> Exercício A:
Por favor, extraia dos registros as linhas que vão da que contém "220, 1386, 225]" até a que contém "293, 1352, 298]", incluindo as duas, e repita-as sem nenhuma alteração.

Em seu livro de estréia, "Escova de dentes”
(104 pág), que foi finalista da chamada de publicação em poesia da Editora
Claraboia, Oliveira embarca em um projeto experimental, que traz influências da
poesia concreta, da poesia narrativa e do haicai japonês. Publicado pelo selo
de publicação assistida da Claraboia, a Editora Paraquedas, o livro tem orelha
assinada pela escritora Ana Rüsche, finalista do Prêmio Jabuti em 2019.
Confira a
entrevista completa com a autora, abaixo:
1 -
Resumidamente, qual é a proposta de "Escova de dentes"?
São 81 poemas,
longos e curtos, que falam da poesia, de linguagem, de saudade, de escova, de
coisas banais e estranhas, como um banheiro químico, de café, do sol, da
Califórnia, da Suíça, de São Paulo, fala da nossa falta de atenção ao belo, de
amor, de elo, e sobretudo é um experimento brincadeira dança de idiomas e
palavras, sons e pessoas, com muita curiosidade e humor.
2 - Por que
escolher esses temas?

> Linhas de dados:

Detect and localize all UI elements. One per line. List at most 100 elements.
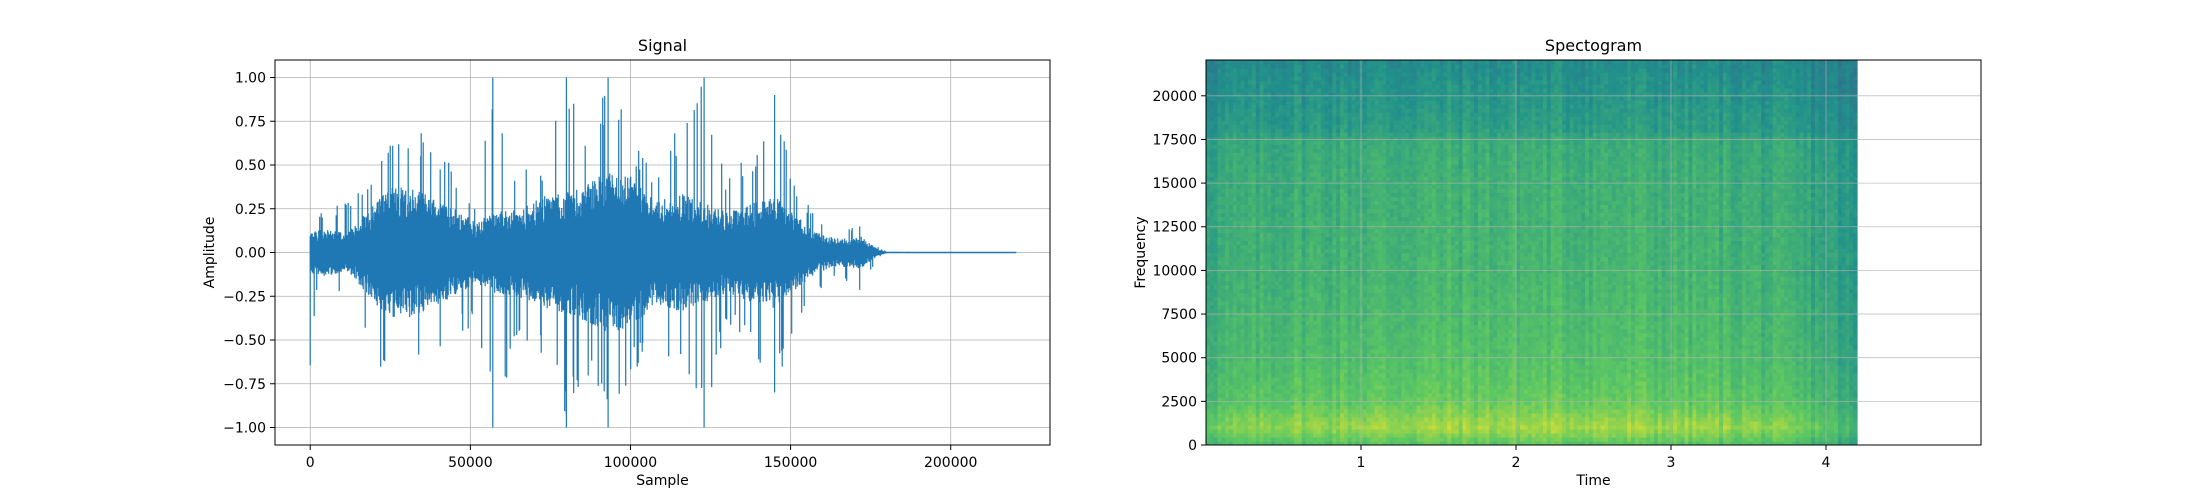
spectrogram-cell	[1382, 220, 1386, 225]
spectrogram-cell	[1382, 321, 1386, 326]
spectrogram-cell	[1244, 337, 1248, 342]
spectrogram-cell	[1374, 172, 1378, 177]
spectrogram-cell	[1363, 425, 1367, 430]
spectrogram-cell	[1294, 100, 1298, 105]
spectrogram-cell	[1286, 160, 1290, 165]
spectrogram-cell	[1386, 345, 1390, 350]
spectrogram-cell	[1321, 277, 1325, 282]
spectrogram-cell	[1317, 361, 1321, 366]
spectrogram-cell	[1233, 261, 1237, 266]
spectrogram-cell	[1394, 301, 1398, 306]
spectrogram-cell	[1317, 128, 1321, 133]
spectrogram-cell	[1229, 204, 1233, 209]
spectrogram-cell	[1279, 361, 1283, 366]
spectrogram-cell	[1206, 369, 1210, 374]
spectrogram-cell	[1233, 373, 1237, 378]
spectrogram-cell	[1229, 188, 1233, 193]
spectrogram-cell	[1394, 417, 1398, 422]
spectrogram-cell	[1378, 204, 1382, 209]
spectrogram-cell	[1298, 421, 1302, 426]
spectrogram-cell	[1325, 417, 1329, 422]
spectrogram-cell	[1240, 168, 1244, 173]
spectrogram-cell	[1210, 353, 1214, 358]
spectrogram-cell	[1244, 100, 1248, 105]
spectrogram-cell	[1271, 232, 1275, 237]
spectrogram-cell	[1329, 200, 1333, 205]
spectrogram-cell	[1394, 104, 1398, 109]
spectrogram-cell	[1397, 353, 1401, 358]
spectrogram-cell	[1363, 369, 1367, 374]
spectrogram-cell	[1248, 200, 1252, 205]
spectrogram-cell	[1244, 108, 1248, 113]
spectrogram-cell	[1355, 180, 1359, 185]
spectrogram-cell	[1233, 393, 1237, 398]
spectrogram-cell	[1340, 88, 1344, 93]
spectrogram-cell	[1237, 200, 1241, 205]
spectrogram-cell	[1394, 136, 1398, 141]
spectrogram-cell	[1233, 212, 1237, 217]
spectrogram-cell	[1283, 393, 1287, 398]
spectrogram-cell	[1348, 285, 1352, 290]
spectrogram-cell	[1260, 168, 1264, 173]
spectrogram-cell	[1309, 108, 1313, 113]
spectrogram-cell	[1336, 184, 1340, 189]
spectrogram-cell	[1378, 345, 1382, 350]
spectrogram-cell	[1248, 353, 1252, 358]
spectrogram-cell	[1244, 277, 1248, 282]
spectrogram-cell	[1214, 257, 1218, 262]
spectrogram-cell	[1394, 84, 1398, 89]
spectrogram-cell	[1363, 212, 1367, 217]
spectrogram-cell	[1256, 172, 1260, 177]
spectrogram-cell	[1367, 228, 1371, 233]
spectrogram-cell	[1332, 425, 1336, 430]
spectrogram-cell	[1290, 88, 1294, 93]
spectrogram-cell	[1355, 337, 1359, 342]
spectrogram-cell	[1348, 293, 1352, 298]
spectrogram-cell	[1386, 289, 1390, 294]
spectrogram-cell	[1290, 393, 1294, 398]
spectrogram-cell	[1275, 365, 1279, 370]
spectrogram-cell	[1244, 128, 1248, 133]
spectrogram-cell	[1382, 128, 1386, 133]
spectrogram-cell	[1378, 373, 1382, 378]
spectrogram-cell	[1390, 345, 1394, 350]
spectrogram-cell	[1313, 96, 1317, 101]
spectrogram-cell	[1237, 156, 1241, 161]
spectrogram-cell	[1374, 244, 1378, 249]
spectrogram-cell	[1221, 136, 1225, 141]
spectrogram-cell	[1306, 297, 1310, 302]
spectrogram-cell	[1229, 200, 1233, 205]
spectrogram-cell	[1290, 405, 1294, 410]
spectrogram-cell	[1344, 393, 1348, 398]
spectrogram-cell	[1271, 289, 1275, 294]
spectrogram-cell	[1286, 124, 1290, 129]
spectrogram-cell	[1225, 196, 1229, 201]
spectrogram-cell	[1283, 240, 1287, 245]
spectrogram-cell	[1317, 293, 1321, 298]
spectrogram-cell	[1352, 269, 1356, 274]
spectrogram-cell	[1352, 196, 1356, 201]
spectrogram-cell	[1363, 196, 1367, 201]
spectrogram-cell	[1321, 373, 1325, 378]
spectrogram-cell	[1206, 216, 1210, 221]
spectrogram-cell	[1355, 148, 1359, 153]
spectrogram-cell	[1355, 76, 1359, 81]
spectrogram-cell	[1390, 329, 1394, 334]
spectrogram-cell	[1321, 156, 1325, 161]
spectrogram-cell	[1355, 293, 1359, 298]
spectrogram-cell	[1352, 385, 1356, 390]
spectrogram-cell	[1321, 96, 1325, 101]
spectrogram-cell	[1363, 333, 1367, 338]
spectrogram-cell	[1363, 132, 1367, 137]
spectrogram-cell	[1309, 184, 1313, 189]
spectrogram-cell	[1306, 313, 1310, 318]
spectrogram-cell	[1302, 84, 1306, 89]
spectrogram-cell	[1240, 116, 1244, 121]
spectrogram-cell	[1397, 228, 1401, 233]
spectrogram-cell	[1206, 361, 1210, 366]
spectrogram-cell	[1340, 397, 1344, 402]
spectrogram-cell	[1390, 80, 1394, 85]
spectrogram-cell	[1271, 421, 1275, 426]
spectrogram-cell	[1348, 232, 1352, 237]
spectrogram-cell	[1214, 281, 1218, 286]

> Exercício B:
Copie da entrevista sobre "Escova de dentes" o trecho de "(104 pág), que" até "Jabuti em 2019.", sem mudar nada.

> Resposta escrita A:
spectrogram-cell	[1382, 220, 1386, 225]
spectrogram-cell	[1382, 321, 1386, 326]
spectrogram-cell	[1244, 337, 1248, 342]
spectrogram-cell	[1374, 172, 1378, 177]
spectrogram-cell	[1363, 425, 1367, 430]
spectrogram-cell	[1294, 100, 1298, 105]
spectrogram-cell	[1286, 160, 1290, 165]
spectrogram-cell	[1386, 345, 1390, 350]
spectrogram-cell	[1321, 277, 1325, 282]
spectrogram-cell	[1317, 361, 1321, 366]
spectrogram-cell	[1233, 261, 1237, 266]
spectrogram-cell	[1394, 301, 1398, 306]
spectrogram-cell	[1317, 128, 1321, 133]
spectrogram-cell	[1229, 204, 1233, 209]
spectrogram-cell	[1279, 361, 1283, 366]
spectrogram-cell	[1206, 369, 1210, 374]
spectrogram-cell	[1233, 373, 1237, 378]
spectrogram-cell	[1229, 188, 1233, 193]
spectrogram-cell	[1394, 417, 1398, 422]
spectrogram-cell	[1378, 204, 1382, 209]
spectrogram-cell	[1298, 421, 1302, 426]
spectrogram-cell	[1325, 417, 1329, 422]
spectrogram-cell	[1240, 168, 1244, 173]
spectrogram-cell	[1210, 353, 1214, 358]
spectrogram-cell	[1244, 100, 1248, 105]
spectrogram-cell	[1271, 232, 1275, 237]
spectrogram-cell	[1329, 200, 1333, 205]
spectrogram-cell	[1394, 104, 1398, 109]
spectrogram-cell	[1397, 353, 1401, 358]
spectrogram-cell	[1363, 369, 1367, 374]
spectrogram-cell	[1248, 200, 1252, 205]
spectrogram-cell	[1244, 108, 1248, 113]
spectrogram-cell	[1355, 180, 1359, 185]
spectrogram-cell	[1233, 393, 1237, 398]
spectrogram-cell	[1340, 88, 1344, 93]
spectrogram-cell	[1237, 200, 1241, 205]
spectrogram-cell	[1394, 136, 1398, 141]
spectrogram-cell	[1233, 212, 1237, 217]
spectrogram-cell	[1283, 393, 1287, 398]
spectrogram-cell	[1348, 285, 1352, 290]
spectrogram-cell	[1260, 168, 1264, 173]
spectrogram-cell	[1309, 108, 1313, 113]
spectrogram-cell	[1336, 184, 1340, 189]
spectrogram-cell	[1378, 345, 1382, 350]
spectrogram-cell	[1248, 353, 1252, 358]
spectrogram-cell	[1244, 277, 1248, 282]
spectrogram-cell	[1214, 257, 1218, 262]
spectrogram-cell	[1394, 84, 1398, 89]
spectrogram-cell	[1363, 212, 1367, 217]
spectrogram-cell	[1256, 172, 1260, 177]
spectrogram-cell	[1367, 228, 1371, 233]
spectrogram-cell	[1332, 425, 1336, 430]
spectrogram-cell	[1290, 88, 1294, 93]
spectrogram-cell	[1355, 337, 1359, 342]
spectrogram-cell	[1348, 293, 1352, 298]

> Resposta escrita B:
(104 pág), que foi finalista da chamada de publicação em poesia da Editora
Claraboia, Oliveira embarca em um projeto experimental, que traz influências da
poesia concreta, da poesia narrativa e do haicai japonês. Publicado pelo selo
de publicação assistida da Claraboia, a Editora Paraquedas, o livro tem orelha
assinada pela escritora Ana Rüsche, finalista do Prêmio Jabuti em 2019.